Stored entries:
------------------------------------------------

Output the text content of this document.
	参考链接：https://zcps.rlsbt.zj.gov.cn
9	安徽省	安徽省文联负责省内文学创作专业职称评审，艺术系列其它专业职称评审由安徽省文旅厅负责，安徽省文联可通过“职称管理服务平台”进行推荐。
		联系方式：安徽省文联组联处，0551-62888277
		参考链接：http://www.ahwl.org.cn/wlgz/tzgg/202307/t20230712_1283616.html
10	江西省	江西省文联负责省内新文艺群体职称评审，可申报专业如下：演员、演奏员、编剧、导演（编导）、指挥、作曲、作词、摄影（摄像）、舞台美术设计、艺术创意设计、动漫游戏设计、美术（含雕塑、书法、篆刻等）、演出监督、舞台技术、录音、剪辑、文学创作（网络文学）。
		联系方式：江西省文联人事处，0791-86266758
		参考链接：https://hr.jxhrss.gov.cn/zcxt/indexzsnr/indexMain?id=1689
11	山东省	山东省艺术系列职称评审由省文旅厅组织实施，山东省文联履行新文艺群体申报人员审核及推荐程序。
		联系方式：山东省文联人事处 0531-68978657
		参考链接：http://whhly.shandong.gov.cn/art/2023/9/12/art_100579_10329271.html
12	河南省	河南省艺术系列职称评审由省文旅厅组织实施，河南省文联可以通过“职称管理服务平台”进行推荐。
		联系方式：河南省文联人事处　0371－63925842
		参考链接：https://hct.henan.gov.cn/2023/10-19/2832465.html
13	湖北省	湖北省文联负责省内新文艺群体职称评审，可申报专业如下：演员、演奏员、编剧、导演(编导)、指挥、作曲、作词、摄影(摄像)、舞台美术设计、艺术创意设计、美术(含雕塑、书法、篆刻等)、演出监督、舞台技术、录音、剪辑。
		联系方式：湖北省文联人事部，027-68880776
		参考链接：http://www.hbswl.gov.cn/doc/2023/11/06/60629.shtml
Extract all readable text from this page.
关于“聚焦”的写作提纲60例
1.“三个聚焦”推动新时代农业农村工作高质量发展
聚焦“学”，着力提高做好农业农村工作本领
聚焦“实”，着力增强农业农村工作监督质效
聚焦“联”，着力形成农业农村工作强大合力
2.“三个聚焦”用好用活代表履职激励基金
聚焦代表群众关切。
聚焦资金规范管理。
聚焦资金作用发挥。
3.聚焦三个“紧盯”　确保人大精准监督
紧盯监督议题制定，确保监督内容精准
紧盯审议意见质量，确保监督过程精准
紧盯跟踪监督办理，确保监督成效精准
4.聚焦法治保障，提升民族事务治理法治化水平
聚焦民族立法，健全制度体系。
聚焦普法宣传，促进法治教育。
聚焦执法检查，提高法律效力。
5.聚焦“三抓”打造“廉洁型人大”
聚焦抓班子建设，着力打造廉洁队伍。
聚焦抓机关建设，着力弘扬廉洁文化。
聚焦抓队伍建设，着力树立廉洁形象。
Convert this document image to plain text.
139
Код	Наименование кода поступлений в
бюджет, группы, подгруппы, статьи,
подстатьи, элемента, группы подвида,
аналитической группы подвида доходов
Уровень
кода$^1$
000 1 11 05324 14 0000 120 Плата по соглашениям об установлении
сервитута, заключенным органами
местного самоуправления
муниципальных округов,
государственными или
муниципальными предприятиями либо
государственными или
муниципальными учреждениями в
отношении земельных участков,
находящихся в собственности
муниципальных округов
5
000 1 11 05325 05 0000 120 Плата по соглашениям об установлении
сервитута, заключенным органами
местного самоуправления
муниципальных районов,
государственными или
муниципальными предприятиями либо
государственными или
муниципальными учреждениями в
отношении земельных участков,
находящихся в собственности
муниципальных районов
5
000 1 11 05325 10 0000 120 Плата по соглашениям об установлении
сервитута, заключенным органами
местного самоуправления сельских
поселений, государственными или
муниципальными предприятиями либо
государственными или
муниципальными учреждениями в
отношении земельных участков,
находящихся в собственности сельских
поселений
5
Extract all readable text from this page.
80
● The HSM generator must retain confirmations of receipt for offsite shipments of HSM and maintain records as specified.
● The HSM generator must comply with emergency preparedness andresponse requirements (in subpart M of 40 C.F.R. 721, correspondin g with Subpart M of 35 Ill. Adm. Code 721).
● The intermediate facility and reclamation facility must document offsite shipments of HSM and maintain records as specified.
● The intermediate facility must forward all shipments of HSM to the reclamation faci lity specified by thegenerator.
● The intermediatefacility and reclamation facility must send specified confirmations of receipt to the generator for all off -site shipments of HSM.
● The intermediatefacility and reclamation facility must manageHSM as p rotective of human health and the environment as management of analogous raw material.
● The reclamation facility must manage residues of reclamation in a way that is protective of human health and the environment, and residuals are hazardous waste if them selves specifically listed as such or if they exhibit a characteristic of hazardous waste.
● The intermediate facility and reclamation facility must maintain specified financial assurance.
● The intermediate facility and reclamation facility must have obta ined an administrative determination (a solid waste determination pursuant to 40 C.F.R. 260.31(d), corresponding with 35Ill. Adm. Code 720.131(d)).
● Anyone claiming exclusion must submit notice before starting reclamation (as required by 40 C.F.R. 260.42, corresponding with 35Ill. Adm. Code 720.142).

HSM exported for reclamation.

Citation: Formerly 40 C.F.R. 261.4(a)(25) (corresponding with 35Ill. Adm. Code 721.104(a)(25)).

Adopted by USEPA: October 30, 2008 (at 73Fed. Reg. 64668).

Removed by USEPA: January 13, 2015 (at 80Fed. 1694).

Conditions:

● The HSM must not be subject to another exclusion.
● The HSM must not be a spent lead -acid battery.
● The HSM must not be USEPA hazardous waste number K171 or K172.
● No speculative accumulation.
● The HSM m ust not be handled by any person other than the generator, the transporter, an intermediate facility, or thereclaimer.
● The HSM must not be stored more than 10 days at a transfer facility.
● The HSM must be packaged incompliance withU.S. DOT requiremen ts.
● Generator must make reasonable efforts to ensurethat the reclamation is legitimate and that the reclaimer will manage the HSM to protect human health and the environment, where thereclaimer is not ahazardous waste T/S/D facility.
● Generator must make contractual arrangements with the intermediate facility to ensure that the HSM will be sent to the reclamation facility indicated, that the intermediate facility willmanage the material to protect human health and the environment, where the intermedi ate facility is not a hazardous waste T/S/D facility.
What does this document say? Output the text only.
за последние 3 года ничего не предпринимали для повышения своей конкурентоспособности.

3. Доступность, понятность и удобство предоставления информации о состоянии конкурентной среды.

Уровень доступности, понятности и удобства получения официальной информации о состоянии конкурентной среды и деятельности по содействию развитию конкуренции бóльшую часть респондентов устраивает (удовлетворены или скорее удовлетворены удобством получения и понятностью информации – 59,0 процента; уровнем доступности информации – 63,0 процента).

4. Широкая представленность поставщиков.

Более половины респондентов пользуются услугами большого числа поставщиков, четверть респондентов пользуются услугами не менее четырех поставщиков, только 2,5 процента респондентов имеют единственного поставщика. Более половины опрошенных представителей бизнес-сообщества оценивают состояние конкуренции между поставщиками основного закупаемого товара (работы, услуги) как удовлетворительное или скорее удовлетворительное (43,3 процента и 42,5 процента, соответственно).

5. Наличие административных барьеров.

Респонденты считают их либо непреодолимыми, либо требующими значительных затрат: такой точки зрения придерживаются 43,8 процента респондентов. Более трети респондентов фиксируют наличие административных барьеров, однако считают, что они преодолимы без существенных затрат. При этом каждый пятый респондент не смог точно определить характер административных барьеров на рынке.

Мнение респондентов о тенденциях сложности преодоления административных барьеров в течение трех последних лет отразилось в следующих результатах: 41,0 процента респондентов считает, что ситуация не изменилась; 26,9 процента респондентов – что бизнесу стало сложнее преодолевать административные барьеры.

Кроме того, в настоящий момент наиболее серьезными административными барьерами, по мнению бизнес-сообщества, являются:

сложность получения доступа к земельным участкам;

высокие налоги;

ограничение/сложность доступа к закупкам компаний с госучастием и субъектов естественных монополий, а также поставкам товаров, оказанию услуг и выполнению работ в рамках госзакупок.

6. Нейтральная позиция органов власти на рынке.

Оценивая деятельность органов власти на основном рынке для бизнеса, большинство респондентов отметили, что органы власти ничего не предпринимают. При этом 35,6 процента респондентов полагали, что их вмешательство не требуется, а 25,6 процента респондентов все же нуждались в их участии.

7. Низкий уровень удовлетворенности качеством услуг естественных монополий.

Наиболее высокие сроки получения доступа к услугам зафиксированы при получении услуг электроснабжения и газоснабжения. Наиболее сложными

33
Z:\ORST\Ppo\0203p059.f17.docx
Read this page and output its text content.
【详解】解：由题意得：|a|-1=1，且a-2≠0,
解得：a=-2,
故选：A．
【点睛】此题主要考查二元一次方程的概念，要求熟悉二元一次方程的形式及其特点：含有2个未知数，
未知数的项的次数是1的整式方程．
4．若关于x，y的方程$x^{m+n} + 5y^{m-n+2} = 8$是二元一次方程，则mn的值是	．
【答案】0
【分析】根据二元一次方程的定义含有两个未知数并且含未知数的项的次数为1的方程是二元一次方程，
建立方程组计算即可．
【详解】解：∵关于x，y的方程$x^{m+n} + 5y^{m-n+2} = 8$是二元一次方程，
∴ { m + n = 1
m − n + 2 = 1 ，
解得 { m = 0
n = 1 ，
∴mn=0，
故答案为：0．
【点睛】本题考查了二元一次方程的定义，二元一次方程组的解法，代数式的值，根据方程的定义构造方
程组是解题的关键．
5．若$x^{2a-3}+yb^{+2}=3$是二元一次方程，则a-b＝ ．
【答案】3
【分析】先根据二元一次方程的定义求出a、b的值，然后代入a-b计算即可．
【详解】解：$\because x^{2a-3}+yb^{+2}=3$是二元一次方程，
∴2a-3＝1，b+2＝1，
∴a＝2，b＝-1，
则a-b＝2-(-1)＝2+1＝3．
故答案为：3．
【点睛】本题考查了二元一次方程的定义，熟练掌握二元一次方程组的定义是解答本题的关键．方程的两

------------------------------------------------

> [Stated problem]
State how many lines include the string "document". Give no other information.

> [Finished task]
4